▸ **Set task**:
Track down the lines that contain "participants" and copy them.

Chart and figure data:
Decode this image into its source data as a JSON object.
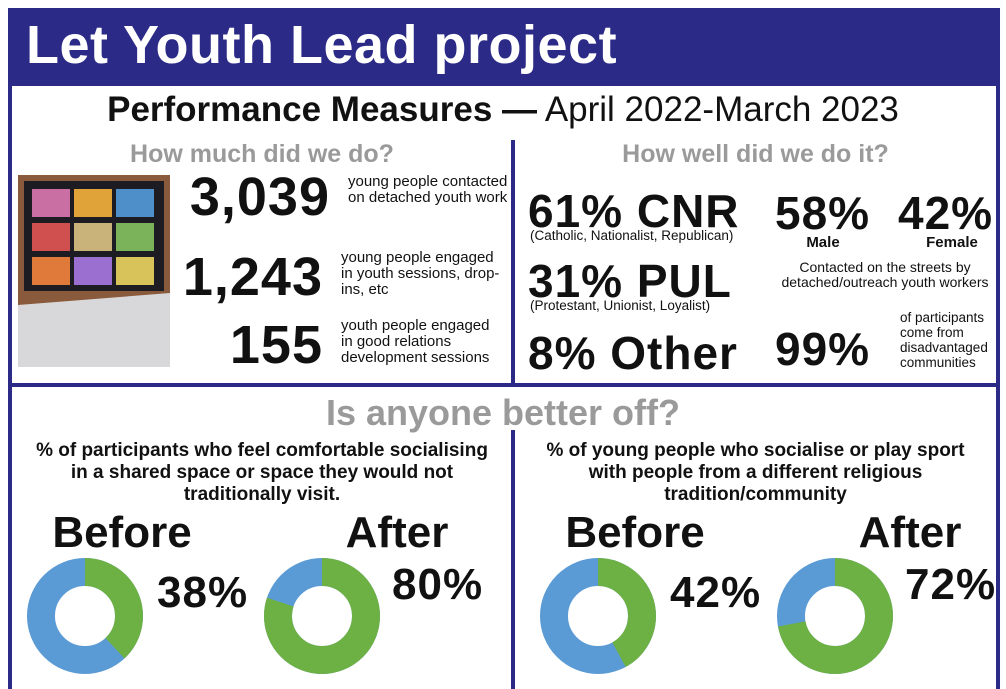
{
  "header": {
    "title": "Let Youth Lead project"
  },
  "subtitle": {
    "bold": "Performance Measures —",
    "light": "April 2022-March 2023"
  },
  "do": {
    "heading": "How much did we do?",
    "stats": [
      {
        "number": "3,039",
        "text": "young people contacted on detached youth work"
      },
      {
        "number": "1,243",
        "text": "young people engaged in youth sessions, drop-ins, etc"
      },
      {
        "number": "155",
        "text": "youth people engaged in good relations development sessions"
      }
    ]
  },
  "well": {
    "heading": "How well did we do it?",
    "groups": [
      {
        "label": "61% CNR",
        "note": "(Catholic, Nationalist, Republican)"
      },
      {
        "label": "31% PUL",
        "note": "(Protestant, Unionist, Loyalist)"
      },
      {
        "label": "8% Other"
      }
    ],
    "gender": [
      {
        "label": "58%",
        "note": "Male"
      },
      {
        "label": "42%",
        "note": "Female"
      }
    ],
    "gender_note": "Contacted on the streets by detached/outreach youth workers",
    "disadvantaged": {
      "label": "99%",
      "note": "of participants come from disadvantaged communities"
    }
  },
  "better": {
    "heading": "Is anyone better off?",
    "panels": [
      {
        "question": "% of participants who feel comfortable socialising in a shared space or space they would not traditionally visit.",
        "before": {
          "title": "Before",
          "value": 38,
          "label": "38%"
        },
        "after": {
          "title": "After",
          "value": 80,
          "label": "80%"
        }
      },
      {
        "question": "% of young people who socialise or play sport with people from a different religious tradition/community",
        "before": {
          "title": "Before",
          "value": 42,
          "label": "42%"
        },
        "after": {
          "title": "After",
          "value": 72,
          "label": "72%"
        }
      }
    ]
  }
}
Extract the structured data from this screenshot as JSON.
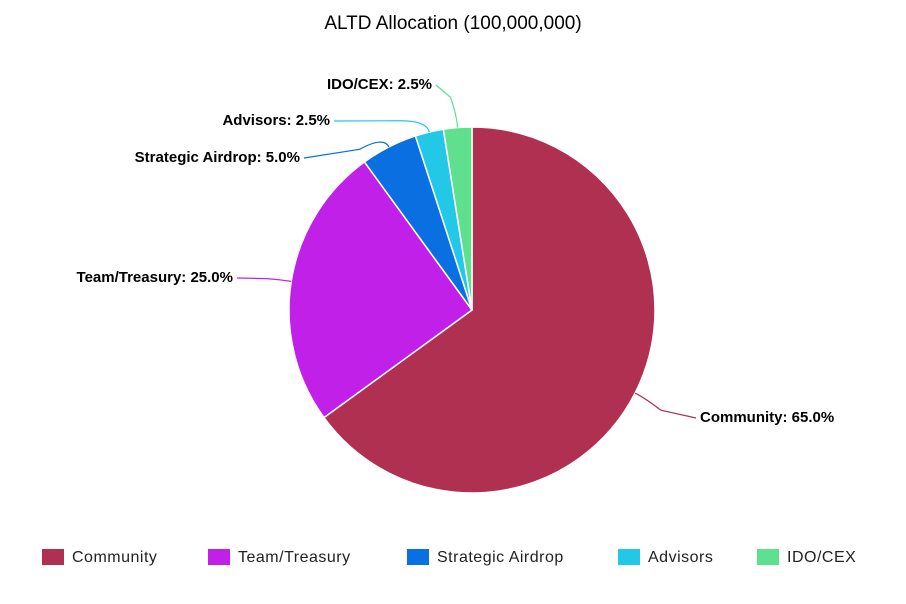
{
  "chart_data": {
    "type": "pie",
    "title": "ALTD Allocation (100,000,000)",
    "categories": [
      "Community",
      "Team/Treasury",
      "Strategic Airdrop",
      "Advisors",
      "IDO/CEX"
    ],
    "values": [
      65,
      25,
      5,
      2.5,
      2.5
    ],
    "value_labels": [
      "Community: 65.0%",
      "Team/Treasury: 25.0%",
      "Strategic Airdrop: 5.0%",
      "Advisors: 2.5%",
      "IDO/CEX: 2.5%"
    ],
    "colors": [
      "#b03052",
      "#c020e8",
      "#0a6fe0",
      "#22c8e6",
      "#5ee08e"
    ],
    "legend": "bottom"
  }
}
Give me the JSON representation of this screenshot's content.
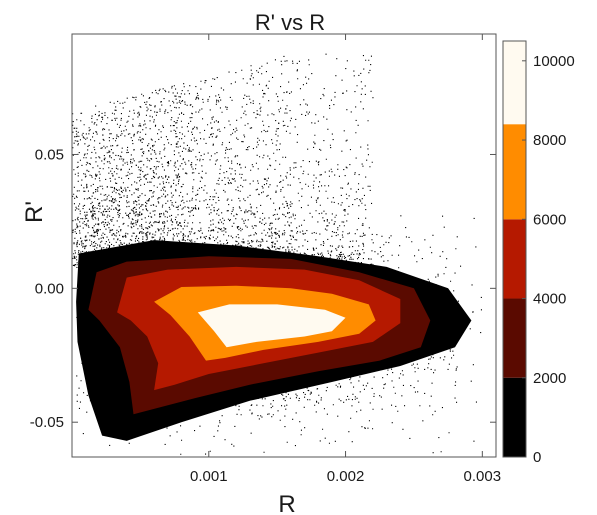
{
  "chart_data": {
    "type": "heatmap",
    "title": "R' vs R",
    "xlabel": "R",
    "ylabel": "R'",
    "xlim": [
      0.0,
      0.0031
    ],
    "ylim": [
      -0.063,
      0.095
    ],
    "xticks": [
      {
        "value": 0.001,
        "label": "0.001"
      },
      {
        "value": 0.002,
        "label": "0.002"
      },
      {
        "value": 0.003,
        "label": "0.003"
      }
    ],
    "yticks": [
      {
        "value": 0.05,
        "label": "0.05"
      },
      {
        "value": 0.0,
        "label": "0.00"
      },
      {
        "value": -0.05,
        "label": "-0.05"
      }
    ],
    "colorbar": {
      "range": [
        0,
        10500
      ],
      "ticks": [
        {
          "value": 0,
          "label": "0"
        },
        {
          "value": 2000,
          "label": "2000"
        },
        {
          "value": 4000,
          "label": "4000"
        },
        {
          "value": 6000,
          "label": "6000"
        },
        {
          "value": 8000,
          "label": "8000"
        },
        {
          "value": 10000,
          "label": "10000"
        }
      ],
      "bands": [
        {
          "from": 0,
          "to": 2000,
          "color": "#000000"
        },
        {
          "from": 2000,
          "to": 4000,
          "color": "#5a0a00"
        },
        {
          "from": 4000,
          "to": 6000,
          "color": "#b51900"
        },
        {
          "from": 6000,
          "to": 8400,
          "color": "#ff8c00"
        },
        {
          "from": 8400,
          "to": 10500,
          "color": "#fffaf0"
        }
      ]
    },
    "density_contours": [
      {
        "level": 2000,
        "color": "#5a0a00",
        "points": [
          [
            0.00012,
            -0.008
          ],
          [
            0.00018,
            0.006
          ],
          [
            0.0004,
            0.01
          ],
          [
            0.001,
            0.012
          ],
          [
            0.0016,
            0.011
          ],
          [
            0.0021,
            0.006
          ],
          [
            0.0025,
            0.0
          ],
          [
            0.00262,
            -0.012
          ],
          [
            0.00255,
            -0.022
          ],
          [
            0.00225,
            -0.027
          ],
          [
            0.0018,
            -0.031
          ],
          [
            0.0013,
            -0.036
          ],
          [
            0.0009,
            -0.041
          ],
          [
            0.00045,
            -0.047
          ],
          [
            0.00042,
            -0.035
          ],
          [
            0.00035,
            -0.022
          ],
          [
            0.0002,
            -0.012
          ]
        ]
      },
      {
        "level": 4000,
        "color": "#b51900",
        "points": [
          [
            0.00033,
            -0.009
          ],
          [
            0.0004,
            0.004
          ],
          [
            0.0007,
            0.007
          ],
          [
            0.0012,
            0.008
          ],
          [
            0.0017,
            0.007
          ],
          [
            0.0021,
            0.003
          ],
          [
            0.0024,
            -0.004
          ],
          [
            0.0024,
            -0.013
          ],
          [
            0.0022,
            -0.02
          ],
          [
            0.0018,
            -0.024
          ],
          [
            0.0014,
            -0.028
          ],
          [
            0.001,
            -0.032
          ],
          [
            0.00075,
            -0.036
          ],
          [
            0.0006,
            -0.038
          ],
          [
            0.00063,
            -0.028
          ],
          [
            0.00055,
            -0.018
          ],
          [
            0.00043,
            -0.012
          ]
        ]
      },
      {
        "level": 6000,
        "color": "#ff8c00",
        "points": [
          [
            0.0006,
            -0.005
          ],
          [
            0.0008,
            0.0005
          ],
          [
            0.0012,
            0.001
          ],
          [
            0.0016,
            0.0
          ],
          [
            0.0019,
            -0.002
          ],
          [
            0.00217,
            -0.006
          ],
          [
            0.00222,
            -0.012
          ],
          [
            0.0021,
            -0.017
          ],
          [
            0.0018,
            -0.02
          ],
          [
            0.0014,
            -0.023
          ],
          [
            0.00112,
            -0.026
          ],
          [
            0.00098,
            -0.027
          ],
          [
            0.00086,
            -0.018
          ],
          [
            0.00072,
            -0.01
          ]
        ]
      },
      {
        "level": 8400,
        "color": "#fffaf0",
        "points": [
          [
            0.00092,
            -0.009
          ],
          [
            0.00115,
            -0.006
          ],
          [
            0.0015,
            -0.006
          ],
          [
            0.00185,
            -0.008
          ],
          [
            0.002,
            -0.011
          ],
          [
            0.0019,
            -0.016
          ],
          [
            0.0017,
            -0.018
          ],
          [
            0.00135,
            -0.02
          ],
          [
            0.00113,
            -0.022
          ],
          [
            0.00104,
            -0.016
          ]
        ]
      }
    ]
  }
}
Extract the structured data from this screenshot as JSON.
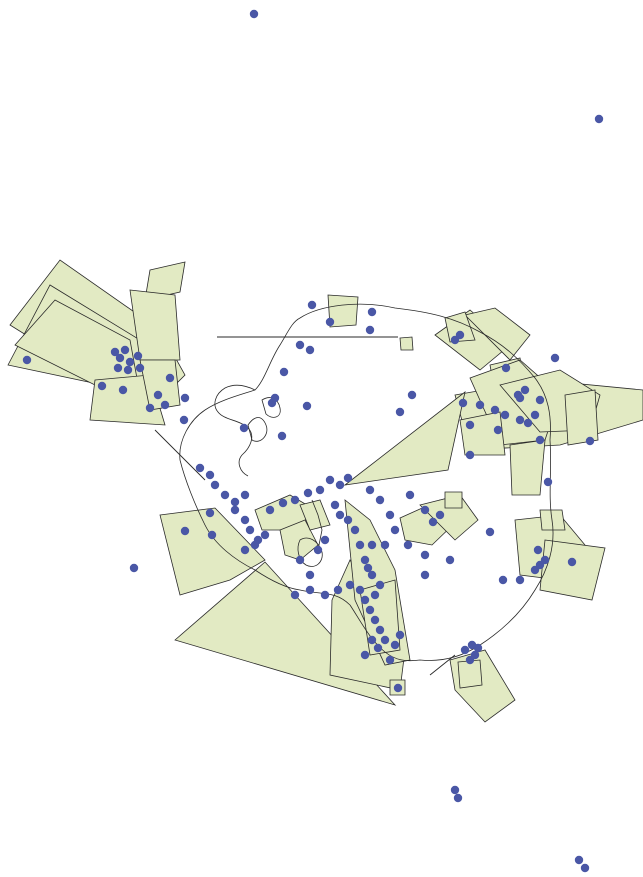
{
  "map": {
    "background_color": "#ffffff",
    "polygon_fill_color": "#e2eac3",
    "polygon_stroke_color": "#2a2a2a",
    "point_color": "#4a57a6",
    "coastline_color": "#2a2a2a"
  }
}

▸ **The output**:
      "note": "of participants come from disadvantaged communities"
        "question": "% of participants who feel comfortable socialising in a shared space or space they would not traditionally visit.",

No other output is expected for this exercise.